* BEGIN *

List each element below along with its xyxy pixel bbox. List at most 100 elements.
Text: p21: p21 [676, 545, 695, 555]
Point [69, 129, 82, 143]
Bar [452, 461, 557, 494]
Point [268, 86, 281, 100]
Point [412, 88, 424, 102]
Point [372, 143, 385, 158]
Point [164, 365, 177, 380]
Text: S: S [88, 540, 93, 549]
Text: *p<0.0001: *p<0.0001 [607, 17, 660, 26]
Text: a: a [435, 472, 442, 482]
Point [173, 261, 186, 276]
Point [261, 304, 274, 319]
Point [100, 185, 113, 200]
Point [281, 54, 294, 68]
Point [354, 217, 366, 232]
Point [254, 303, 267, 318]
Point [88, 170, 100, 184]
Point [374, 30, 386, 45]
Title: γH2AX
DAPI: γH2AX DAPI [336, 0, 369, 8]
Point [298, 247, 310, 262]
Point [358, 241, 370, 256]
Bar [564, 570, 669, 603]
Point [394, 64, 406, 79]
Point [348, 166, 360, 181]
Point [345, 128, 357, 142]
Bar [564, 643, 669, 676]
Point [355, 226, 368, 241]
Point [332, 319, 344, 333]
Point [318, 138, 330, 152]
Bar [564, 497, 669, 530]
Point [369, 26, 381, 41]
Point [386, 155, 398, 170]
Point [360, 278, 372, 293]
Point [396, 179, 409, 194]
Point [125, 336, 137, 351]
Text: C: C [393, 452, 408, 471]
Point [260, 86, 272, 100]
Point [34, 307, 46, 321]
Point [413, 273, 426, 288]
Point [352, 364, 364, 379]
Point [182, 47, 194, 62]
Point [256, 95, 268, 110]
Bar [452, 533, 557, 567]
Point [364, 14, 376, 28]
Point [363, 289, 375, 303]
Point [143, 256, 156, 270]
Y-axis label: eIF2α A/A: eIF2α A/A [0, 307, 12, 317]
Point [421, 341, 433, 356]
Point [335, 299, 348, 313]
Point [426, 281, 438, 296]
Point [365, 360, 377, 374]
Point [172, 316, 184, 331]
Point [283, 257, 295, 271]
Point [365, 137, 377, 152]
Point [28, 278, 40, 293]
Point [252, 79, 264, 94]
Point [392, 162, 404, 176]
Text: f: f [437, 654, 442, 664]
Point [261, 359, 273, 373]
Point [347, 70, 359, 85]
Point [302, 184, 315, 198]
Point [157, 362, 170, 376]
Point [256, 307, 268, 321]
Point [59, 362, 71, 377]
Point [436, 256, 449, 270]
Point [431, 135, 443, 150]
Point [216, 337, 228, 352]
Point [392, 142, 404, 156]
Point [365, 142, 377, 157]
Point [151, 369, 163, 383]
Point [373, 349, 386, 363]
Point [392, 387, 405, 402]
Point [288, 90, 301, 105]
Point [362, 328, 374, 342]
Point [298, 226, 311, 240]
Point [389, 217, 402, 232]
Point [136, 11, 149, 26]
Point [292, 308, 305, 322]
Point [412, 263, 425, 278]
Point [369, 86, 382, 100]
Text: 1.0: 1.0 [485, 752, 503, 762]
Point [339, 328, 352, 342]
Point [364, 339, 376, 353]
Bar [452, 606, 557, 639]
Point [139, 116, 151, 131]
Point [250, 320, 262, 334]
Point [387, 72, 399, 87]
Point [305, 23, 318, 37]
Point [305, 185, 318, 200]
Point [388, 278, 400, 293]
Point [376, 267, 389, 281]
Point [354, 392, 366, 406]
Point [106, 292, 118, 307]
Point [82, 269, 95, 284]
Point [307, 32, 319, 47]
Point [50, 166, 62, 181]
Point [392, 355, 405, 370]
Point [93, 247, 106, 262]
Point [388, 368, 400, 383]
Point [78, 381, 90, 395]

* END *

▸ What is asked: Please collect every line in the items above that contains the word "Text".

▸ Complete answer:
Text: p21: p21 [676, 545, 695, 555]
Text: S: S [88, 540, 93, 549]
Text: *p<0.0001: *p<0.0001 [607, 17, 660, 26]
Text: a: a [435, 472, 442, 482]
Text: C: C [393, 452, 408, 471]
Text: f: f [437, 654, 442, 664]
Text: 1.0: 1.0 [485, 752, 503, 762]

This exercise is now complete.